┌─ Texto apresentado

Sabe-se apenas que para se chegar ao ou aos autores deste ataque à principal infra-estrutura de transporte de energia - gás natural - da Rússia para a Europa ocidental, vai ser preciso um esforço gigantesco internacional de investigação, recursos significativos a terem de ser envolvidos, até porque, para já, ao contrário do que é habitual, ninguém surge a apontar o dedo a ninguém.

Certo é que este episódio, que se revelou na forma de gigantescas e altamente poluentes fugas de gás para a superfície do Mar Báltico, gerando bolhas de quase um quilómetro de diâmetro, pode conter o combustível suficiente para alterar o curso da guerra, não na frente de batalha, mas na percepção que dele pode vir a ter a comunidade internacional, até porque em causa está o fluxo vital de gás natural que, se não for reposto, apesar de estar já a sofrer reduções desde o início da guerra, pode levar ao colapso da economia alemã, que é o motor da economia da Europa ocidental, ameaçando ainda mais a estabilidade económico-financeira planetária.

O que se sabe até hoje? Ao certo, nada. Mas se se fizer a pergunta, como nos filmes policiais, que é "a quem mais serve este crime?", rapidamente se percebe que, afinal, esta pergunta apenas levanta mais dúvidas - ao contrário dos filmes - porque todos podem ganhar e todos podem perder. E o chefe da diplomacia europeia, o espanhol Josep Borrell, veio mesmo a terreiro garantir que Bruxelas vai dar uma "resposta robusta" aos autores desta sabotagem.

Falta a "impressão digital", como nos filmes

Mas há pistas sólidas que podem levar ao "fio de cabelo" que o criminoso deixou para trás, ou mesmo à "impressão digital" de quem rebentou com os dois nord stream.

Antes de irmos aí, veja-se o que podem perder uns e outros: A Rússia, que é o grande fornecedor de gás natural à Europa ocidental, tem aqui uma fonte de rendimento gigante, mais de 600 milhões de euros por dia em contexto normal, do qual só pode abdicar circunstancialmente, o que lhe bastaria fechar a torneira e inventar avarias, como tem feito, para procurar subjugar os países europeus mais industrializados à sua vontade, levando-o a reduzir ou mesmo anular o apoio à Ucrânia.

└─
┌─ Registos de dados

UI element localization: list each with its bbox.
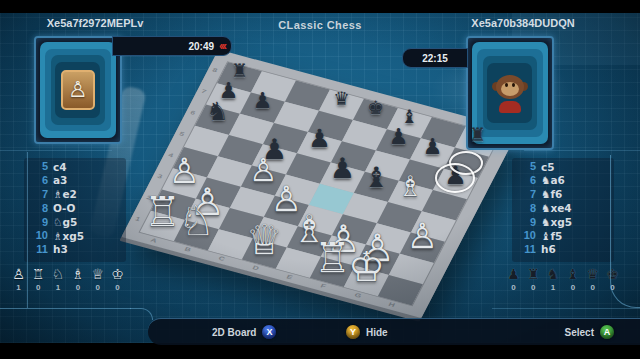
- captured-count: 0: [115, 283, 119, 292]
- monkey-avatar-icon: [493, 73, 527, 113]
- move-text: c5: [541, 162, 555, 173]
- white-bishop-g5[interactable]: ♗: [398, 173, 423, 201]
- rank-label-1: 1: [134, 216, 141, 223]
- x-button-icon[interactable]: X: [262, 325, 276, 339]
- pawn-icon: ♟: [507, 266, 520, 282]
- move-text: ♗xg5: [53, 231, 84, 242]
- file-label-D: D: [251, 264, 260, 271]
- captured-count: 1: [551, 283, 555, 292]
- move-row-right-8: 8♞xe4: [512, 201, 614, 215]
- black-king-e8[interactable]: ♚: [367, 99, 384, 118]
- move-list-left: 5c46a37♗e28O-O9♘g510♗xg511h3: [24, 158, 126, 257]
- queen-icon: ♛: [586, 266, 599, 282]
- captured-slot-queen: ♛0: [584, 266, 601, 292]
- right-top-line: [524, 150, 640, 151]
- a-button-icon[interactable]: A: [600, 325, 614, 339]
- pawn-icon: ♙: [12, 266, 25, 282]
- left-top-line: [0, 150, 112, 151]
- move-number: 10: [512, 230, 536, 241]
- active-clock-indicator: ‹‹‹: [219, 40, 225, 52]
- rank-label-8: 8: [211, 67, 218, 74]
- queen-icon: ♕: [91, 266, 104, 282]
- captured-count: 0: [590, 283, 594, 292]
- rank-label-6: 6: [189, 109, 196, 116]
- black-pawn-d6[interactable]: ♟: [308, 127, 331, 152]
- move-text: ♞f6: [541, 189, 562, 200]
- black-queen-d8[interactable]: ♛: [333, 90, 350, 109]
- bishop-icon: ♝: [567, 266, 580, 282]
- move-row-right-9: 9♞xg5: [512, 215, 614, 229]
- board-2d-label: 2D Board: [212, 327, 256, 338]
- player-left-clock: 20:49 ‹‹‹: [112, 36, 232, 56]
- move-row-left-5: 5c4: [24, 160, 126, 174]
- move-row-left-11: 11h3: [24, 243, 126, 257]
- move-row-left-7: 7♗e2: [24, 188, 126, 202]
- move-text: ♝f5: [541, 231, 562, 242]
- move-row-right-7: 7♞f6: [512, 188, 614, 202]
- black-pawn-g7[interactable]: ♟: [423, 136, 443, 158]
- move-row-right-11: 11h6: [512, 243, 614, 257]
- move-number: 6: [512, 175, 536, 186]
- left-panel-divider: [27, 152, 28, 308]
- file-label-E: E: [285, 274, 293, 281]
- captured-count: 0: [511, 283, 515, 292]
- file-label-G: G: [353, 292, 362, 299]
- white-rook-a1[interactable]: ♖: [144, 192, 181, 233]
- captured-count: 1: [56, 283, 60, 292]
- captured-slot-rook: ♖0: [30, 266, 47, 292]
- y-button-icon[interactable]: Y: [346, 325, 360, 339]
- captured-count: 0: [95, 283, 99, 292]
- move-number: 8: [512, 203, 536, 214]
- rank-label-5: 5: [178, 131, 185, 138]
- move-number: 5: [512, 161, 536, 172]
- captured-slot-bishop: ♝0: [564, 266, 581, 292]
- captured-count: 0: [76, 283, 80, 292]
- clock-left-time: 20:49: [188, 41, 214, 52]
- player-left-name: Xe5a7f2972MEPLv: [10, 17, 180, 29]
- move-row-left-6: 6a3: [24, 174, 126, 188]
- file-label-H: H: [387, 301, 396, 308]
- move-row-left-9: 9♘g5: [24, 215, 126, 229]
- move-text: h6: [541, 244, 556, 255]
- player-left-avatar-card: ♙: [34, 36, 122, 144]
- black-pawn-e5[interactable]: ♟: [330, 154, 355, 182]
- white-king-g1[interactable]: ♔: [348, 247, 385, 288]
- white-pawn-h3[interactable]: ♙: [407, 219, 438, 254]
- white-queen-d1[interactable]: ♕: [246, 220, 283, 261]
- captured-slot-pawn: ♟0: [505, 266, 522, 292]
- black-knight-a6[interactable]: ♞: [206, 99, 229, 124]
- knight-icon: ♘: [52, 266, 65, 282]
- captured-count: 0: [531, 283, 535, 292]
- move-text: ♞xg5: [541, 217, 572, 228]
- move-row-left-8: 8O-O: [24, 201, 126, 215]
- rank-label-7: 7: [200, 88, 207, 95]
- move-text: ♘g5: [53, 217, 77, 228]
- black-pawn-f7[interactable]: ♟: [389, 126, 409, 148]
- black-rook-h8[interactable]: ♜: [469, 126, 486, 145]
- move-list-left-panel: 5c46a37♗e28O-O9♘g510♗xg511h3: [24, 158, 126, 262]
- file-label-A: A: [149, 237, 158, 244]
- page-title: CLassic Chess: [230, 19, 410, 31]
- right-panel-curve: [610, 155, 640, 308]
- left-bottom-line: [0, 308, 131, 309]
- captured-count: 0: [36, 283, 40, 292]
- file-label-F: F: [319, 283, 327, 290]
- captured-tray-black: ♟0♜0♞1♝0♛0♚0: [505, 266, 621, 292]
- captured-slot-knight: ♘1: [50, 266, 67, 292]
- move-number: 7: [512, 189, 536, 200]
- move-text: ♞xe4: [541, 203, 572, 214]
- rook-icon: ♜: [527, 266, 540, 282]
- move-list-right: 5c56♞a67♞f68♞xe49♞xg510♝f511h6: [512, 158, 614, 257]
- captured-slot-knight: ♞1: [545, 266, 562, 292]
- move-number: 11: [512, 244, 536, 255]
- hide-label: Hide: [366, 327, 388, 338]
- move-row-right-5: 5c5: [512, 160, 614, 174]
- bishop-icon: ♗: [72, 266, 85, 282]
- chess-figure-avatar-icon: ♙: [61, 70, 95, 110]
- captured-count: 0: [571, 283, 575, 292]
- select-label: Select: [565, 327, 594, 338]
- rook-icon: ♖: [32, 266, 45, 282]
- white-knight-b1[interactable]: ♘: [178, 201, 215, 242]
- move-text: c4: [53, 162, 67, 173]
- right-bottom-line: [492, 308, 640, 309]
- last-move-to-ring-h6: [435, 163, 475, 193]
- white-rook-f1[interactable]: ♖: [314, 238, 351, 279]
- file-label-C: C: [217, 255, 226, 262]
- move-text: h3: [53, 244, 68, 255]
- move-row-right-6: 6♞a6: [512, 174, 614, 188]
- move-text: ♞a6: [541, 175, 565, 186]
- move-text: ♗e2: [53, 189, 77, 200]
- captured-slot-rook: ♜0: [525, 266, 542, 292]
- captured-slot-pawn: ♙1: [10, 266, 27, 292]
- player-right-clock: 22:15: [402, 48, 468, 68]
- king-icon: ♔: [111, 266, 124, 282]
- captured-count: 1: [16, 283, 20, 292]
- black-pawn-b7[interactable]: ♟: [253, 90, 273, 112]
- captured-slot-king: ♔0: [109, 266, 126, 292]
- player-right-name: Xe5a70b384DUDQN: [438, 17, 608, 29]
- bottom-action-bar: 2D Board X Y Hide Select A: [148, 318, 640, 345]
- move-row-left-10: 10♗xg5: [24, 229, 126, 243]
- move-text: O-O: [53, 203, 75, 214]
- move-text: a3: [53, 175, 67, 186]
- knight-icon: ♞: [547, 266, 560, 282]
- file-label-B: B: [183, 246, 192, 253]
- move-list-right-panel: 5c56♞a67♞f68♞xe49♞xg510♝f511h6: [512, 158, 614, 262]
- move-number: 9: [512, 217, 536, 228]
- move-row-right-10: 10♝f5: [512, 229, 614, 243]
- black-bishop-f5[interactable]: ♝: [364, 164, 389, 192]
- captured-slot-bishop: ♗0: [69, 266, 86, 292]
- rank-label-3: 3: [156, 173, 163, 180]
- clock-right-time: 22:15: [422, 53, 448, 64]
- captured-slot-queen: ♕0: [89, 266, 106, 292]
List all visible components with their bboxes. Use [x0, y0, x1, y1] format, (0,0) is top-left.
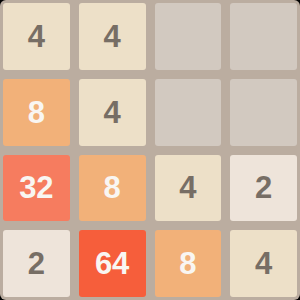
tile-4: 4 [155, 155, 222, 222]
tile-2: 2 [3, 230, 70, 297]
board-2048[interactable]: 44843284226484 [0, 0, 300, 300]
tile-8: 8 [79, 155, 146, 222]
tile-4: 4 [230, 230, 297, 297]
tile-4: 4 [79, 3, 146, 70]
tile-2: 2 [230, 155, 297, 222]
empty-cell [155, 79, 222, 146]
tile-64: 64 [79, 230, 146, 297]
tile-4: 4 [79, 79, 146, 146]
tile-8: 8 [155, 230, 222, 297]
tile-4: 4 [3, 3, 70, 70]
empty-cell [230, 79, 297, 146]
tile-8: 8 [3, 79, 70, 146]
tile-32: 32 [3, 155, 70, 222]
empty-cell [230, 3, 297, 70]
empty-cell [155, 3, 222, 70]
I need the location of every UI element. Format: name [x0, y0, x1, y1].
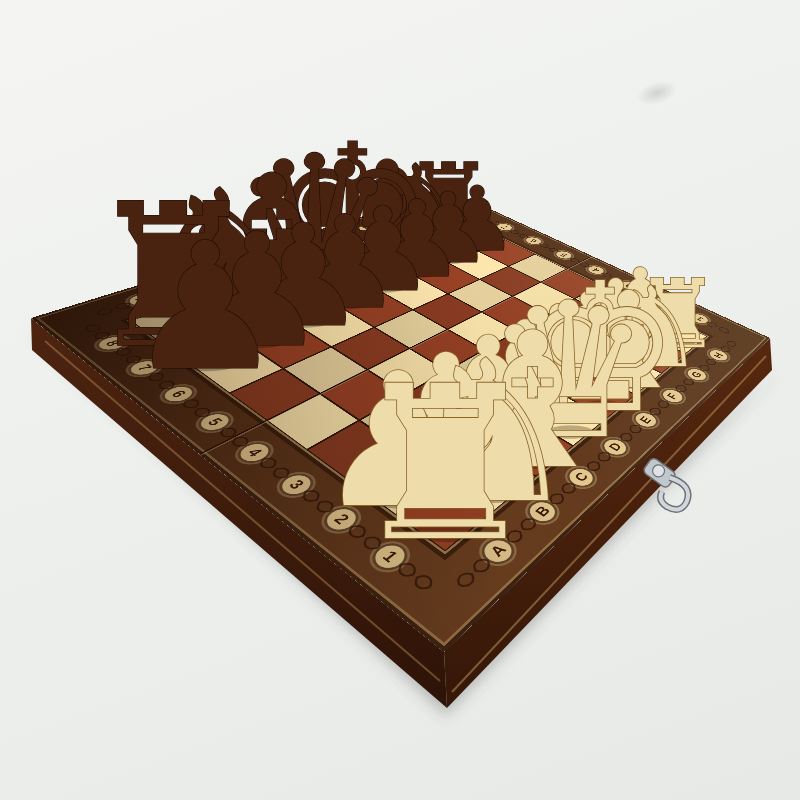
piece-black-pawn-a7[interactable]: ♟ [127, 205, 285, 410]
chess-set-photo: 1AA12BB23CC34DD45EE56FF67GG78HH8 ♜♞♟♝♟♚♟… [0, 0, 800, 800]
piece-white-rook-a1[interactable]: ♜ [350, 340, 541, 588]
pieces-layer: ♜♞♟♝♟♚♟♛♟♝♟♞♟♟♜♟♟♜♟♟♞♟♝♟♚♛♟♝♟♞♟♜ [0, 0, 800, 800]
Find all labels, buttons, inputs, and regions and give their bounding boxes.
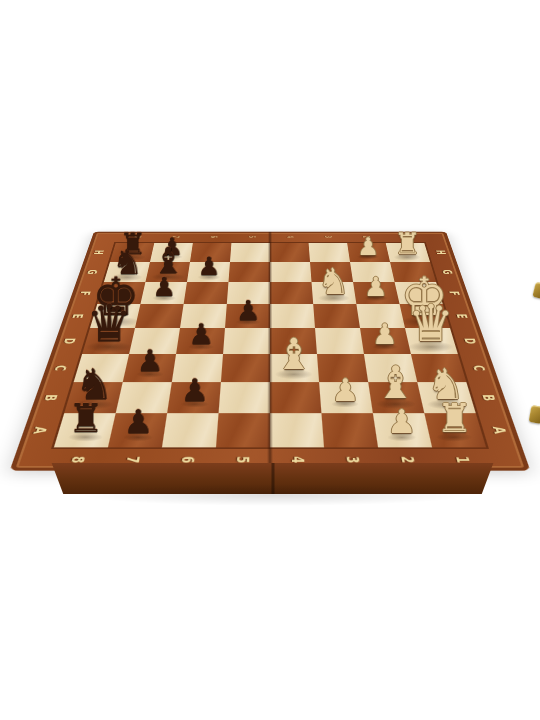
square-a7[interactable]: [108, 413, 167, 447]
square-f4[interactable]: [270, 282, 313, 304]
square-d6[interactable]: [176, 328, 225, 354]
square-g6[interactable]: [187, 262, 230, 282]
rank-label-far: 4: [284, 236, 293, 238]
square-e3[interactable]: [313, 304, 360, 328]
brass-clasp-icon: [532, 282, 540, 299]
file-label-right: H: [433, 250, 448, 254]
rank-label-near: 5: [233, 456, 253, 463]
square-b5[interactable]: [219, 382, 270, 413]
file-label-right: G: [439, 269, 455, 274]
fold-seam: [268, 232, 273, 471]
file-label-right: B: [479, 394, 499, 400]
rank-label-near: 2: [397, 456, 418, 463]
square-a3[interactable]: [321, 413, 378, 447]
rank-label-far: 8: [132, 236, 142, 238]
square-b3[interactable]: [319, 382, 373, 413]
file-label-right: A: [489, 426, 510, 433]
file-label-left: F: [77, 291, 93, 295]
square-h3[interactable]: [309, 243, 350, 262]
square-e7[interactable]: [135, 304, 184, 328]
square-b1[interactable]: [417, 382, 475, 413]
square-e4[interactable]: [270, 304, 315, 328]
square-f5[interactable]: [227, 282, 270, 304]
square-g3[interactable]: [310, 262, 353, 282]
square-d5[interactable]: [223, 328, 270, 354]
file-label-left: G: [85, 269, 101, 274]
square-d3[interactable]: [315, 328, 364, 354]
square-a5[interactable]: [216, 413, 270, 447]
square-e2[interactable]: [356, 304, 405, 328]
square-a8[interactable]: [54, 413, 116, 447]
square-f2[interactable]: [353, 282, 400, 304]
rank-label-far: 3: [322, 236, 332, 238]
square-h4[interactable]: [270, 243, 310, 262]
square-f6[interactable]: [184, 282, 229, 304]
rank-label-near: 6: [177, 456, 197, 463]
file-label-left: D: [61, 338, 79, 344]
rank-label-far: 1: [398, 236, 408, 238]
square-d1[interactable]: [405, 328, 458, 354]
square-a1[interactable]: [424, 413, 486, 447]
square-d2[interactable]: [360, 328, 411, 354]
square-f7[interactable]: [140, 282, 187, 304]
file-label-left: B: [41, 394, 61, 400]
rank-label-far: 2: [360, 236, 370, 238]
file-label-right: D: [461, 338, 479, 344]
square-h5[interactable]: [230, 243, 270, 262]
square-a4[interactable]: [270, 413, 324, 447]
rank-label-near: 8: [67, 456, 88, 463]
square-d4[interactable]: [270, 328, 317, 354]
square-b6[interactable]: [167, 382, 221, 413]
square-g1[interactable]: [390, 262, 436, 282]
square-b4[interactable]: [270, 382, 321, 413]
square-e6[interactable]: [180, 304, 227, 328]
file-label-right: E: [453, 314, 470, 318]
square-g5[interactable]: [228, 262, 270, 282]
chess-board: HGFEDCBAHGFEDCBA8765432187654321: [10, 232, 531, 471]
square-g2[interactable]: [350, 262, 395, 282]
rank-label-far: 5: [246, 236, 255, 238]
square-h2[interactable]: [347, 243, 390, 262]
square-c8[interactable]: [74, 354, 130, 382]
square-c4[interactable]: [270, 354, 319, 382]
square-d7[interactable]: [129, 328, 180, 354]
file-label-left: A: [30, 426, 51, 433]
square-c1[interactable]: [411, 354, 467, 382]
square-c5[interactable]: [221, 354, 270, 382]
square-e8[interactable]: [90, 304, 140, 328]
file-label-right: F: [446, 291, 462, 295]
square-h8[interactable]: [110, 243, 154, 262]
square-g7[interactable]: [145, 262, 190, 282]
file-label-right: C: [470, 365, 489, 371]
square-c7[interactable]: [123, 354, 176, 382]
square-e1[interactable]: [400, 304, 450, 328]
file-label-left: C: [51, 365, 70, 371]
rank-label-near: 1: [452, 456, 473, 463]
square-b2[interactable]: [368, 382, 424, 413]
file-label-left: H: [91, 250, 106, 254]
board-shadow: [80, 484, 470, 506]
square-c6[interactable]: [172, 354, 223, 382]
square-e5[interactable]: [225, 304, 270, 328]
brass-clasp-icon: [529, 405, 540, 424]
square-c3[interactable]: [317, 354, 368, 382]
square-b7[interactable]: [116, 382, 172, 413]
square-b8[interactable]: [64, 382, 122, 413]
square-h6[interactable]: [190, 243, 231, 262]
rank-label-near: 3: [342, 456, 362, 463]
rank-label-far: 6: [208, 236, 218, 238]
square-f8[interactable]: [97, 282, 145, 304]
rank-label-far: 7: [170, 236, 180, 238]
square-f3[interactable]: [312, 282, 357, 304]
square-f1[interactable]: [395, 282, 443, 304]
rank-label-near: 4: [288, 456, 308, 463]
square-a2[interactable]: [373, 413, 432, 447]
square-g4[interactable]: [270, 262, 312, 282]
file-label-left: E: [69, 314, 86, 318]
rank-label-near: 7: [122, 456, 143, 463]
square-c2[interactable]: [364, 354, 417, 382]
square-g8[interactable]: [104, 262, 150, 282]
square-h1[interactable]: [386, 243, 430, 262]
square-h7[interactable]: [150, 243, 193, 262]
square-a6[interactable]: [162, 413, 219, 447]
square-d8[interactable]: [82, 328, 135, 354]
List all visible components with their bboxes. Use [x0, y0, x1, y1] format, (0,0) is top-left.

└─

* **Problemas a resolver**
• a. Indique, por favor, se cada afirmação está de acordo com o texto sobre a sabotagem dos gasodutos Nord Stream, respondendo sim ou não e citando as palavras do texto que o decidem: (i) em contexto normal, a Rússia recebe mais de 600 milhões de euros por dia com o gás; (ii) as bolhas à superfície do Mar Báltico tinham quase dez quilómetros de diâmetro; (iii) Josep Borrell garantiu que Bruxelas vai dar uma "resposta robusta" aos autores da sabotagem.
• b. Prossiga o texto sobre a sabotagem dos gasodutos Nord Stream a partir do ponto em que termina.
Os dados não têm qualquer relação com o texto apresentado.

* **Resultados**
• a.
(i) Sim: «mais de 600 milhões de euros por dia em contexto normal».
(ii) Não: «bolhas de quase um quilómetro de diâmetro».
(iii) Sim: «Bruxelas vai dar uma "resposta robusta" aos autores desta sabotagem».

• b.
Mas a Rússia é suspeita porque este tipo de "avaria" garante que o próximo Inverno, o período mais crítico para a Europa ocidental, vai ser passado em penúria energética, porque o gás oriundo dos EUA e do Médio Oriente, não vai ser suficiente, o que pode, ou tem esse potencial, de elevar a contestação popular nas sociedades europeias a "morrer de frio" e a industria a resvalar para o desastre, o que seria, assim, a "bomba atómica" da chantagem energética russa.

O outro suspeito e, interveniente indirecto no conflito ucraniano, são os Estados Unidos da América, o maior fornecedor de equipamento militar e dinheiro à Ucrânia, porque, com esta explosão dos dois nord stream, o I, em funcionamento, e o II, que foi suspenso mesmo antes de ser aberta a torneira pela Alemanha e por pressão norte-americana, como forma de sancionar a Rússia, depois de Moscovo ali ter investido, via Gazprom, centenas de milhões de dólares, são os EUA que se apresentam como grandes exportadores de gás natural para a Europa, tiram poder à Rússia de manter o esforço de guerra e fragilizam a União Europeia, deixando o bloco europeu mais dependente, o que é essencial para Washington poder juntar a União Europeia ao Reino Unido como seus aliados incondicionais na luta planetária com China e Rússia pela manutenção de um mundo "ocidentalizado".

Mas, ainda como elemento que eleva a suspeição sobre os EUA, há uma frase do Presidente Joe Biden, antes de 24 de Fevereiro, quando a Rússia invadiu a Ucrânia, sobre a urgência de manter fechado o nord stream II, de forma a não beneficiar a Rússia, e, quando questionado como o faria, respondeu enigmaticamente: "Nós temos os meios!". Quais eram esses meios, o que acaba de acontecer, pelo menos, enquadra-se no vasto de possibilidades.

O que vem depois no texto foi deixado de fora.